_What the exercise asks_
An exact copy of every record is needed.

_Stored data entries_
%%

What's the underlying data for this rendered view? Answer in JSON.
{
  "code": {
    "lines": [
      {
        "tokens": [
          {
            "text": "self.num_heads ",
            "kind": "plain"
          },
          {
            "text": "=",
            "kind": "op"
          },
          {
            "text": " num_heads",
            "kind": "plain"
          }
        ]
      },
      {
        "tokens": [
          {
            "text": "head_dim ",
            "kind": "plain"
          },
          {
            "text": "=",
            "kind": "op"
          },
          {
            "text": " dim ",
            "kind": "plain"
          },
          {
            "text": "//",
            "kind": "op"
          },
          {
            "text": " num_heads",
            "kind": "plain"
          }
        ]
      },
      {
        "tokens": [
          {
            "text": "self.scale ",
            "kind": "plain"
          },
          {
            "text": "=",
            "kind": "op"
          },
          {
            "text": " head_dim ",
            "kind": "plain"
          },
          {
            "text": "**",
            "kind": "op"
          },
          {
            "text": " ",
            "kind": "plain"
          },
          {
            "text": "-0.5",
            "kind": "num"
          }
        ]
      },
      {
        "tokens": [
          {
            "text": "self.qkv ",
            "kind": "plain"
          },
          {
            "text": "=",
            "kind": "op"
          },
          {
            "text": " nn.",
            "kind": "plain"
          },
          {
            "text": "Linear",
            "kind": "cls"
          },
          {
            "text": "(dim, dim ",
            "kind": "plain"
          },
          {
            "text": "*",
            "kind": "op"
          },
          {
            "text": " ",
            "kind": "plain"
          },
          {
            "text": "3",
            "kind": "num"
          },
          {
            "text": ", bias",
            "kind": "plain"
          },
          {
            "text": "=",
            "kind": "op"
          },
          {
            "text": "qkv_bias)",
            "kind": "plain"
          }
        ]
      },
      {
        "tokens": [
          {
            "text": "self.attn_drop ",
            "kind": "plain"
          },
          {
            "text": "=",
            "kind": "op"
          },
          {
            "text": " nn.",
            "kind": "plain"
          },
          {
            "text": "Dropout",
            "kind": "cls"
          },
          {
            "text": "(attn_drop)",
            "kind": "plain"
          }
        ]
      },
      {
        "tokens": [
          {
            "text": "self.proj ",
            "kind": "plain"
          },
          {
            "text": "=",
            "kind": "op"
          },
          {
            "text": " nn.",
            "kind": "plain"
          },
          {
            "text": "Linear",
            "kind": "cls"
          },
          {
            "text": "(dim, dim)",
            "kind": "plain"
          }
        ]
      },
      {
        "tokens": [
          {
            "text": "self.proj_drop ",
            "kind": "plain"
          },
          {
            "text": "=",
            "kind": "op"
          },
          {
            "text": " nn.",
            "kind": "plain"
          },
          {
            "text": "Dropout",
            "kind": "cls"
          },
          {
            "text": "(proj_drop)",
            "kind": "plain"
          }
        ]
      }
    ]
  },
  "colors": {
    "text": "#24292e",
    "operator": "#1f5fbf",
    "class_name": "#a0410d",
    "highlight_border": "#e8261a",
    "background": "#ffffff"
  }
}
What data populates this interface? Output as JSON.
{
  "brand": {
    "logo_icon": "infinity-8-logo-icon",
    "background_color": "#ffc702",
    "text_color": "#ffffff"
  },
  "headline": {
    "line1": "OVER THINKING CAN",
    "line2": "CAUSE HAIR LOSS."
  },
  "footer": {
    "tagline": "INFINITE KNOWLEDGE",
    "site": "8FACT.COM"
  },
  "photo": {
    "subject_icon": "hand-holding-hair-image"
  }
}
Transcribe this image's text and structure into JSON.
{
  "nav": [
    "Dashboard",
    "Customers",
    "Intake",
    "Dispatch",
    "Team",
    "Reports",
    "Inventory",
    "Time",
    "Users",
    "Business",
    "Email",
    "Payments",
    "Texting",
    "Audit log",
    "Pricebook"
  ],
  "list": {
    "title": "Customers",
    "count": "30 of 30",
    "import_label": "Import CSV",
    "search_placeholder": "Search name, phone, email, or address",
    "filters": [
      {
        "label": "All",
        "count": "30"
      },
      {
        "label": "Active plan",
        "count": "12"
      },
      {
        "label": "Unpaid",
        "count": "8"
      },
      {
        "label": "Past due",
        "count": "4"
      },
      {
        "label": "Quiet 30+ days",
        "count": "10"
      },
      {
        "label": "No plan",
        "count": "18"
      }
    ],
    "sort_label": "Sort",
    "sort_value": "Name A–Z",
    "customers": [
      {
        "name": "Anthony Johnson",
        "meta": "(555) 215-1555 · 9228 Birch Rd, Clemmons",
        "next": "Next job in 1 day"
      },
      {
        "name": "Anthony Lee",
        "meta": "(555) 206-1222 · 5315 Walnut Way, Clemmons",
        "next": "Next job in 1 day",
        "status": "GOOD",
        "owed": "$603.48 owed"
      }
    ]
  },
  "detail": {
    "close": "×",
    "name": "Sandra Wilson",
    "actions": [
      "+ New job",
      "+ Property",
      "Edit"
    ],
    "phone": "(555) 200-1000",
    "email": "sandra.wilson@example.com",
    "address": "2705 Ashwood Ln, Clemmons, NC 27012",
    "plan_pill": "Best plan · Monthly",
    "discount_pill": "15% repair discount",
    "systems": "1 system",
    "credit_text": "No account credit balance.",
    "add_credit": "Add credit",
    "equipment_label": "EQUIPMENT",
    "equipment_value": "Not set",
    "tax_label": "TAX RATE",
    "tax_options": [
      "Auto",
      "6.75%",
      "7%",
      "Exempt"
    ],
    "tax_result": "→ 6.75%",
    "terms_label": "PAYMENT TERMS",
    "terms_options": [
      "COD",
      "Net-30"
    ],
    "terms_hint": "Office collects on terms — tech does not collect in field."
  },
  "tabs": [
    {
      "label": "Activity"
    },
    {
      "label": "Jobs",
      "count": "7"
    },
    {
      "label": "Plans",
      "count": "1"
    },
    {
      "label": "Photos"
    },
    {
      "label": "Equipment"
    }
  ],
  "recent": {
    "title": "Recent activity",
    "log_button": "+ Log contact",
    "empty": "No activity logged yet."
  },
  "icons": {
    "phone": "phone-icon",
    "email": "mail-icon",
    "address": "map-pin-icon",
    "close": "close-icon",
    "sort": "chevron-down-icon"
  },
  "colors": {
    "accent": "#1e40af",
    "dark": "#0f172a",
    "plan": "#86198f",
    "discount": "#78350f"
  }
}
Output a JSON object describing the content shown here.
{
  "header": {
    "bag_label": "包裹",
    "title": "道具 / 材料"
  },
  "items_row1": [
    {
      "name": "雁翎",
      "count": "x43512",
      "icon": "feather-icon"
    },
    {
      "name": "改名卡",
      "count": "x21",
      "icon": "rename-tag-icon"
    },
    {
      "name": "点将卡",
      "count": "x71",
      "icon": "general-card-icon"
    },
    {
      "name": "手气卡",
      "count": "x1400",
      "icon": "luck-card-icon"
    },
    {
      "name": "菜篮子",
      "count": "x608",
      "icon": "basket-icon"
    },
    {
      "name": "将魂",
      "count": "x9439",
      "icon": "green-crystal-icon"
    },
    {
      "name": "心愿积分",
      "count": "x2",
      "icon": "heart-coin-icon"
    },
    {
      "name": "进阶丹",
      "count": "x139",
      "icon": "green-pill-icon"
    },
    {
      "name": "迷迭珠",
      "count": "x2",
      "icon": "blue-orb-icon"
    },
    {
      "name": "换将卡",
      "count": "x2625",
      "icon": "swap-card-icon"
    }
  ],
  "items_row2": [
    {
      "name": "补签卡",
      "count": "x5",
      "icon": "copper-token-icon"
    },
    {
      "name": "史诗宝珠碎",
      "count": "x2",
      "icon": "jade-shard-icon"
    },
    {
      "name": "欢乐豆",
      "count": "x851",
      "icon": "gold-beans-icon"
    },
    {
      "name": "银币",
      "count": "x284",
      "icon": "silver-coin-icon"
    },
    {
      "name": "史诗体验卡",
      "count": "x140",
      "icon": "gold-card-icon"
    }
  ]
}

%%

_Expected output_
What's the underlying data for this rendered view? Answer in JSON.
{
  "code": {
    "lines": [
      {
        "tokens": [
          {
            "text": "self.num_heads ",
            "kind": "plain"
          },
          {
            "text": "=",
            "kind": "op"
          },
          {
            "text": " num_heads",
            "kind": "plain"
          }
        ]
      },
      {
        "tokens": [
          {
            "text": "head_dim ",
            "kind": "plain"
          },
          {
            "text": "=",
            "kind": "op"
          },
          {
            "text": " dim ",
            "kind": "plain"
          },
          {
            "text": "//",
            "kind": "op"
          },
          {
            "text": " num_heads",
            "kind": "plain"
          }
        ]
      },
      {
        "tokens": [
          {
            "text": "self.scale ",
            "kind": "plain"
          },
          {
            "text": "=",
            "kind": "op"
          },
          {
            "text": " head_dim ",
            "kind": "plain"
          },
          {
            "text": "**",
            "kind": "op"
          },
          {
            "text": " ",
            "kind": "plain"
          },
          {
            "text": "-0.5",
            "kind": "num"
          }
        ]
      },
      {
        "tokens": [
          {
            "text": "self.qkv ",
            "kind": "plain"
          },
          {
            "text": "=",
            "kind": "op"
          },
          {
            "text": " nn.",
            "kind": "plain"
          },
          {
            "text": "Linear",
            "kind": "cls"
          },
          {
            "text": "(dim, dim ",
            "kind": "plain"
          },
          {
            "text": "*",
            "kind": "op"
          },
          {
            "text": " ",
            "kind": "plain"
          },
          {
            "text": "3",
            "kind": "num"
          },
          {
            "text": ", bias",
            "kind": "plain"
          },
          {
            "text": "=",
            "kind": "op"
          },
          {
            "text": "qkv_bias)",
            "kind": "plain"
          }
        ]
      },
      {
        "tokens": [
          {
            "text": "self.attn_drop ",
            "kind": "plain"
          },
          {
            "text": "=",
            "kind": "op"
          },
          {
            "text": " nn.",
            "kind": "plain"
          },
          {
            "text": "Dropout",
            "kind": "cls"
          },
          {
            "text": "(attn_drop)",
            "kind": "plain"
          }
        ]
      },
      {
        "tokens": [
          {
            "text": "self.proj ",
            "kind": "plain"
          },
          {
            "text": "=",
            "kind": "op"
          },
          {
            "text": " nn.",
            "kind": "plain"
          },
          {
            "text": "Linear",
            "kind": "cls"
          },
          {
            "text": "(dim, dim)",
            "kind": "plain"
          }
        ]
      },
      {
        "tokens": [
          {
            "text": "self.proj_drop ",
            "kind": "plain"
          },
          {
            "text": "=",
            "kind": "op"
          },
          {
            "text": " nn.",
            "kind": "plain"
          },
          {
            "text": "Dropout",
            "kind": "cls"
          },
          {
            "text": "(proj_drop)",
            "kind": "plain"
          }
        ]
      }
    ]
  },
  "colors": {
    "text": "#24292e",
    "operator": "#1f5fbf",
    "class_name": "#a0410d",
    "highlight_border": "#e8261a",
    "background": "#ffffff"
  }
}
What data populates this interface? Output as JSON.
{
  "brand": {
    "logo_icon": "infinity-8-logo-icon",
    "background_color": "#ffc702",
    "text_color": "#ffffff"
  },
  "headline": {
    "line1": "OVER THINKING CAN",
    "line2": "CAUSE HAIR LOSS."
  },
  "footer": {
    "tagline": "INFINITE KNOWLEDGE",
    "site": "8FACT.COM"
  },
  "photo": {
    "subject_icon": "hand-holding-hair-image"
  }
}
Transcribe this image's text and structure into JSON.
{
  "nav": [
    "Dashboard",
    "Customers",
    "Intake",
    "Dispatch",
    "Team",
    "Reports",
    "Inventory",
    "Time",
    "Users",
    "Business",
    "Email",
    "Payments",
    "Texting",
    "Audit log",
    "Pricebook"
  ],
  "list": {
    "title": "Customers",
    "count": "30 of 30",
    "import_label": "Import CSV",
    "search_placeholder": "Search name, phone, email, or address",
    "filters": [
      {
        "label": "All",
        "count": "30"
      },
      {
        "label": "Active plan",
        "count": "12"
      },
      {
        "label": "Unpaid",
        "count": "8"
      },
      {
        "label": "Past due",
        "count": "4"
      },
      {
        "label": "Quiet 30+ days",
        "count": "10"
      },
      {
        "label": "No plan",
        "count": "18"
      }
    ],
    "sort_label": "Sort",
    "sort_value": "Name A–Z",
    "customers": [
      {
        "name": "Anthony Johnson",
        "meta": "(555) 215-1555 · 9228 Birch Rd, Clemmons",
        "next": "Next job in 1 day"
      },
      {
        "name": "Anthony Lee",
        "meta": "(555) 206-1222 · 5315 Walnut Way, Clemmons",
        "next": "Next job in 1 day",
        "status": "GOOD",
        "owed": "$603.48 owed"
      }
    ]
  },
  "detail": {
    "close": "×",
    "name": "Sandra Wilson",
    "actions": [
      "+ New job",
      "+ Property",
      "Edit"
    ],
    "phone": "(555) 200-1000",
    "email": "sandra.wilson@example.com",
    "address": "2705 Ashwood Ln, Clemmons, NC 27012",
    "plan_pill": "Best plan · Monthly",
    "discount_pill": "15% repair discount",
    "systems": "1 system",
    "credit_text": "No account credit balance.",
    "add_credit": "Add credit",
    "equipment_label": "EQUIPMENT",
    "equipment_value": "Not set",
    "tax_label": "TAX RATE",
    "tax_options": [
      "Auto",
      "6.75%",
      "7%",
      "Exempt"
    ],
    "tax_result": "→ 6.75%",
    "terms_label": "PAYMENT TERMS",
    "terms_options": [
      "COD",
      "Net-30"
    ],
    "terms_hint": "Office collects on terms — tech does not collect in field."
  },
  "tabs": [
    {
      "label": "Activity"
    },
    {
      "label": "Jobs",
      "count": "7"
    },
    {
      "label": "Plans",
      "count": "1"
    },
    {
      "label": "Photos"
    },
    {
      "label": "Equipment"
    }
  ],
  "recent": {
    "title": "Recent activity",
    "log_button": "+ Log contact",
    "empty": "No activity logged yet."
  },
  "icons": {
    "phone": "phone-icon",
    "email": "mail-icon",
    "address": "map-pin-icon",
    "close": "close-icon",
    "sort": "chevron-down-icon"
  },
  "colors": {
    "accent": "#1e40af",
    "dark": "#0f172a",
    "plan": "#86198f",
    "discount": "#78350f"
  }
}
Output a JSON object describing the content shown here.
{
  "header": {
    "bag_label": "包裹",
    "title": "道具 / 材料"
  },
  "items_row1": [
    {
      "name": "雁翎",
      "count": "x43512",
      "icon": "feather-icon"
    },
    {
      "name": "改名卡",
      "count": "x21",
      "icon": "rename-tag-icon"
    },
    {
      "name": "点将卡",
      "count": "x71",
      "icon": "general-card-icon"
    },
    {
      "name": "手气卡",
      "count": "x1400",
      "icon": "luck-card-icon"
    },
    {
      "name": "菜篮子",
      "count": "x608",
      "icon": "basket-icon"
    },
    {
      "name": "将魂",
      "count": "x9439",
      "icon": "green-crystal-icon"
    },
    {
      "name": "心愿积分",
      "count": "x2",
      "icon": "heart-coin-icon"
    },
    {
      "name": "进阶丹",
      "count": "x139",
      "icon": "green-pill-icon"
    },
    {
      "name": "迷迭珠",
      "count": "x2",
      "icon": "blue-orb-icon"
    },
    {
      "name": "换将卡",
      "count": "x2625",
      "icon": "swap-card-icon"
    }
  ],
  "items_row2": [
    {
      "name": "补签卡",
      "count": "x5",
      "icon": "copper-token-icon"
    },
    {
      "name": "史诗宝珠碎",
      "count": "x2",
      "icon": "jade-shard-icon"
    },
    {
      "name": "欢乐豆",
      "count": "x851",
      "icon": "gold-beans-icon"
    },
    {
      "name": "银币",
      "count": "x284",
      "icon": "silver-coin-icon"
    },
    {
      "name": "史诗体验卡",
      "count": "x140",
      "icon": "gold-card-icon"
    }
  ]
}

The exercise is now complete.